Dataset records:

------------------------

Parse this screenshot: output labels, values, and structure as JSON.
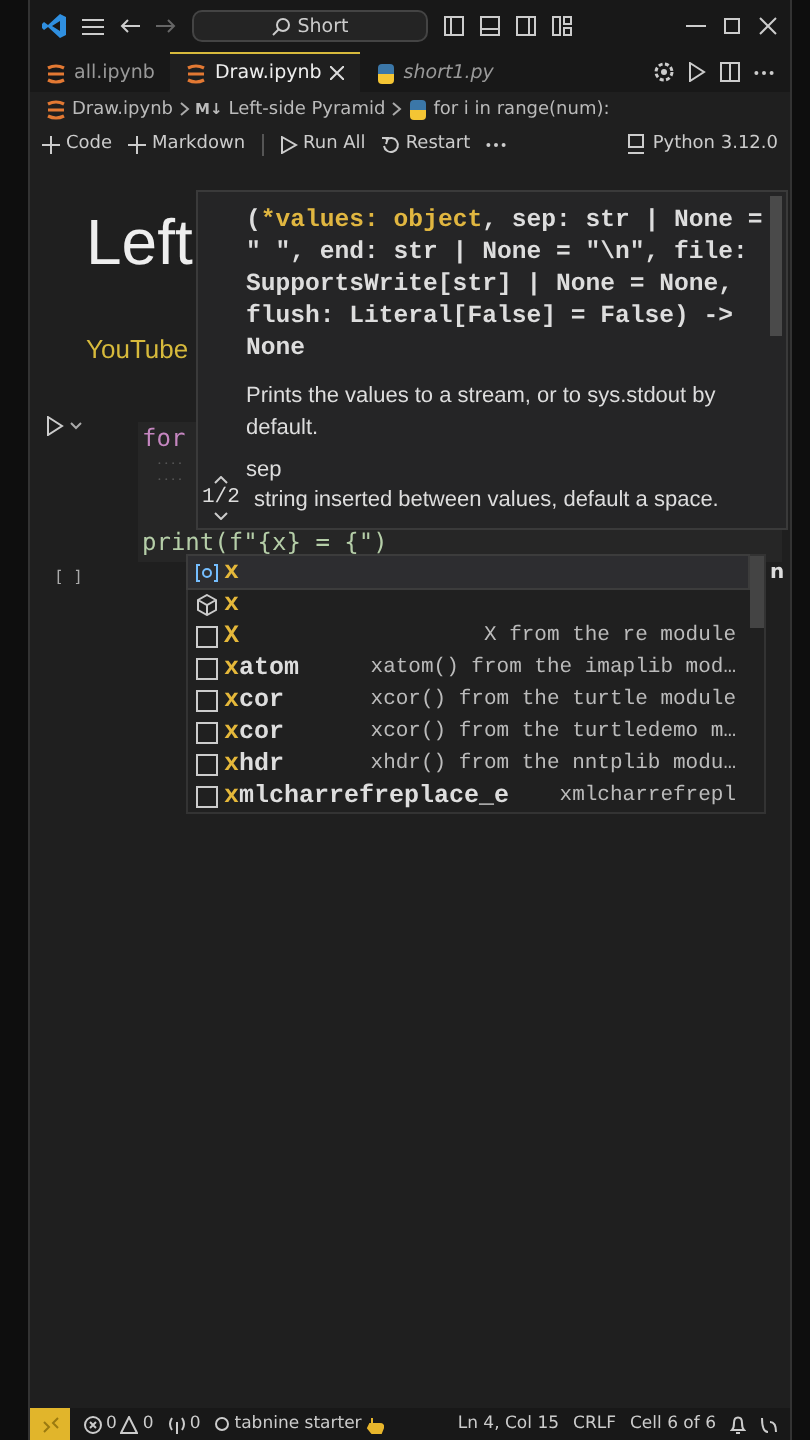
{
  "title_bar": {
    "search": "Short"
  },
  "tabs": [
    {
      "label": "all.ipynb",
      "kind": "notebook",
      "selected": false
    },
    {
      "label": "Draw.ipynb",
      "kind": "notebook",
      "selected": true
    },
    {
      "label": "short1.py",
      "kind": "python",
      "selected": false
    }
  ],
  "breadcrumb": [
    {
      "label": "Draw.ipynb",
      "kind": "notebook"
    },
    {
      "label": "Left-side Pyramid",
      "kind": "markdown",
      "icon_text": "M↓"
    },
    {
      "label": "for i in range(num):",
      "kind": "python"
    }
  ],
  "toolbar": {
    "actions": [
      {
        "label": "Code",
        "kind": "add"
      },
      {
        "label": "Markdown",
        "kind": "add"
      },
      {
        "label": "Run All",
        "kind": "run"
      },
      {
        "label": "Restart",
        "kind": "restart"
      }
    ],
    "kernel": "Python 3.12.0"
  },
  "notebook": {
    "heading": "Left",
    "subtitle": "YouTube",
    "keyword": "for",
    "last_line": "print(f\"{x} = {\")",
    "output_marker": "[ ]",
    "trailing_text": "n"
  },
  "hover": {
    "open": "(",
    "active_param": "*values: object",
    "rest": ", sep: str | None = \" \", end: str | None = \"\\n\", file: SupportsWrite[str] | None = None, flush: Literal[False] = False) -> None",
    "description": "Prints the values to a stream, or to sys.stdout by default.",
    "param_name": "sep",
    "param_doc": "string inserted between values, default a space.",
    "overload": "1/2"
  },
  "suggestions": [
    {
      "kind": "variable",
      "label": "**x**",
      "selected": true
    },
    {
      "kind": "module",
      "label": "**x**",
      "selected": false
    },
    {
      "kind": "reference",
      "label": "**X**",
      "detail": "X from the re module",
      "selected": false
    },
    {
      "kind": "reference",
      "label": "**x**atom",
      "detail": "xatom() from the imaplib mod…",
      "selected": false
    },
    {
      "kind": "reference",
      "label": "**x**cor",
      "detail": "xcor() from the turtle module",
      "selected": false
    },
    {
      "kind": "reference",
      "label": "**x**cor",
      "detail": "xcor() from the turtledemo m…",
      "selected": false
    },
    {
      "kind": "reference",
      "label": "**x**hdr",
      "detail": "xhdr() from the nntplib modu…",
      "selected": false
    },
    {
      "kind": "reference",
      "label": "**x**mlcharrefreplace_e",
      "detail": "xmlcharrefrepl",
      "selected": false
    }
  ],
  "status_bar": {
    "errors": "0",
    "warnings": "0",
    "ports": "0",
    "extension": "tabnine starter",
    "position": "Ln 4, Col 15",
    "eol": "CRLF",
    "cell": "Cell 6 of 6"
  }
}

------------------------

Written task
Give the count of lines that hold the word "detail", with nothing added.

Answer to the problem
6